RECORDS =
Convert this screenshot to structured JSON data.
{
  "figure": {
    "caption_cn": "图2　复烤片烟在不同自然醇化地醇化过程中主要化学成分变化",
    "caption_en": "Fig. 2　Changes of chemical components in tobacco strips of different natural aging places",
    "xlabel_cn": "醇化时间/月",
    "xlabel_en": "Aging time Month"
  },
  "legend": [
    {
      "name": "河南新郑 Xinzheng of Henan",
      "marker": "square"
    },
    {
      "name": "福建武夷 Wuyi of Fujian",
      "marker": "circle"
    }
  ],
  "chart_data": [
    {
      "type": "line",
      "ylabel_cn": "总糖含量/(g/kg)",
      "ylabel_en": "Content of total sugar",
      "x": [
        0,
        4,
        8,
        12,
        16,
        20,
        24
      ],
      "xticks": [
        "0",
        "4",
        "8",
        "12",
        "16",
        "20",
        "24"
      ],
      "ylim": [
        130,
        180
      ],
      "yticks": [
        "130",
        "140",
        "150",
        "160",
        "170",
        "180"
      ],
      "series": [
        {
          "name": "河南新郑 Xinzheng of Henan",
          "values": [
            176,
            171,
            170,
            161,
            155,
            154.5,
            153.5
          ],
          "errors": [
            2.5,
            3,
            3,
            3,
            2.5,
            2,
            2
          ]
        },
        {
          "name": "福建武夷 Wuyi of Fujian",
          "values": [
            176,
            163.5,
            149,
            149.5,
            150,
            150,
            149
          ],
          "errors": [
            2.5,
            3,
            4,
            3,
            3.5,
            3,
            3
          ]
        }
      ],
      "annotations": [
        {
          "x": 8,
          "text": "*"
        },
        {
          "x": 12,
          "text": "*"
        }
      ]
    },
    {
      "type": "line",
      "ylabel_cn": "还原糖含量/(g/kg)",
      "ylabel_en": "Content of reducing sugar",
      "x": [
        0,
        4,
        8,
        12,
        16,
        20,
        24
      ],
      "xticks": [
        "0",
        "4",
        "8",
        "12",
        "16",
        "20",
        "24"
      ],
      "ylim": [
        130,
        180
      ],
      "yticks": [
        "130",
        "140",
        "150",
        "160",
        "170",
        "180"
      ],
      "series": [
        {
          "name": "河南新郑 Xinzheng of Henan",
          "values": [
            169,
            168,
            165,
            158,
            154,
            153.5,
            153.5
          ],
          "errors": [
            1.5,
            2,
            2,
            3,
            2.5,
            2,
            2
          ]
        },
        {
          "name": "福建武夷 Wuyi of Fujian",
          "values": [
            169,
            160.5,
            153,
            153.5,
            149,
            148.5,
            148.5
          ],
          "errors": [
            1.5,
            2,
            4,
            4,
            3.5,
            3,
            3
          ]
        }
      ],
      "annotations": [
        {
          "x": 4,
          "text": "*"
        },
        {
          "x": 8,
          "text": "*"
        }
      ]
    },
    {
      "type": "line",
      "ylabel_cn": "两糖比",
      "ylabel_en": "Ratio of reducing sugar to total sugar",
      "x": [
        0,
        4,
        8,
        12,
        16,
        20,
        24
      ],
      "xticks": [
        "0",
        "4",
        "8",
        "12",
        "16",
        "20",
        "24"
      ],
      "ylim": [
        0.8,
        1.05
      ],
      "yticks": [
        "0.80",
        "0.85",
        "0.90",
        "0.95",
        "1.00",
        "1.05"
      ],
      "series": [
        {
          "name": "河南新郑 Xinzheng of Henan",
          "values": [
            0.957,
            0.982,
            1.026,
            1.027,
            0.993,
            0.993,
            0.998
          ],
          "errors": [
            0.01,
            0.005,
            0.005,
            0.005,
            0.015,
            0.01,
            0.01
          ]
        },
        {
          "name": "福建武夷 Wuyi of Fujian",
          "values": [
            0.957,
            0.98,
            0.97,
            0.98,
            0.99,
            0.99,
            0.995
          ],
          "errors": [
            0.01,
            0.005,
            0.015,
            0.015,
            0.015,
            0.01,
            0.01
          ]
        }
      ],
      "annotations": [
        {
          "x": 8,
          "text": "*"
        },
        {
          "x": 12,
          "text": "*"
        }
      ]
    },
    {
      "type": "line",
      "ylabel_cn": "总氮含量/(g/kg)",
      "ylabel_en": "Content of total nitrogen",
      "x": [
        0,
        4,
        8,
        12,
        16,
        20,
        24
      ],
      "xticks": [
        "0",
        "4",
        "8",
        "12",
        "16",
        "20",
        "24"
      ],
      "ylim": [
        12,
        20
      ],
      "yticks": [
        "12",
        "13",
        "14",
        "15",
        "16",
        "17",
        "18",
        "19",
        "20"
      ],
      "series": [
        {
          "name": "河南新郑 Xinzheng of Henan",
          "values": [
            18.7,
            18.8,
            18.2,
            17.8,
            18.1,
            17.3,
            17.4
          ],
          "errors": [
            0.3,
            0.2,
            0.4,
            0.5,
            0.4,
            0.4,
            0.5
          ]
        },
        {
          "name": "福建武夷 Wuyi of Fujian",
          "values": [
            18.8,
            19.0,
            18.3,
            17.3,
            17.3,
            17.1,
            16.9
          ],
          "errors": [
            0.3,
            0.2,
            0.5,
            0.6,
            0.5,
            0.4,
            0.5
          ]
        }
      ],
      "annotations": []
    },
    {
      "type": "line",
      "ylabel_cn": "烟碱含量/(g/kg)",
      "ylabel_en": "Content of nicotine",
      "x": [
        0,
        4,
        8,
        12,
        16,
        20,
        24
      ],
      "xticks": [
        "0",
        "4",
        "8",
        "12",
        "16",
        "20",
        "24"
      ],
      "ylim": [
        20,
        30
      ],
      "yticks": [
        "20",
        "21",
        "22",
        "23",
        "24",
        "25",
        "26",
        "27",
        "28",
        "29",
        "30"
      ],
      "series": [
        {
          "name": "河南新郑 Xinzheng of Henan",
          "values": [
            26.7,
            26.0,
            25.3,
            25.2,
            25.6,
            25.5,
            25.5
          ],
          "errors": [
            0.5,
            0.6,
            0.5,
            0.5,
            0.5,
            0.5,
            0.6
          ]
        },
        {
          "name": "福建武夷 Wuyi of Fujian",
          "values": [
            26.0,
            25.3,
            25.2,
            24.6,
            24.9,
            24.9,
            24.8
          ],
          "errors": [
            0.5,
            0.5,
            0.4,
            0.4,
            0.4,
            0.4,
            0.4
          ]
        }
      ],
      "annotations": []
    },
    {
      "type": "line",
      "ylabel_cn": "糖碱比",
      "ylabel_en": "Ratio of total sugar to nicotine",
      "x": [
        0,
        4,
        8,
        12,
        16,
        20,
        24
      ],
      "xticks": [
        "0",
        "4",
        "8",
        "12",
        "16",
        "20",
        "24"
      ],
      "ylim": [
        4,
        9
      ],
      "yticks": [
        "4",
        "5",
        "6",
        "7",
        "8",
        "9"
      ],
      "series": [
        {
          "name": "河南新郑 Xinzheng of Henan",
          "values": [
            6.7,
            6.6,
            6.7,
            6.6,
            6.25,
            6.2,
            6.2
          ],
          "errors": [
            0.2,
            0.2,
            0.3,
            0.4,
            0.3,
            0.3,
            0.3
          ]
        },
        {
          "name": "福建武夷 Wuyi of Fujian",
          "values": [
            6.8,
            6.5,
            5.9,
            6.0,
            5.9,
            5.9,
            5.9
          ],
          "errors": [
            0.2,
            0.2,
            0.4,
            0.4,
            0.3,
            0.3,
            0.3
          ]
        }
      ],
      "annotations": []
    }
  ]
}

TASK DETAILS = Filter for "Content". Return all lines that hold it.

WRITTEN ANSWER =
      "ylabel_en": "Content of total sugar",
      "ylabel_en": "Content of reducing sugar",
      "ylabel_en": "Content of total nitrogen",
      "ylabel_en": "Content of nicotine",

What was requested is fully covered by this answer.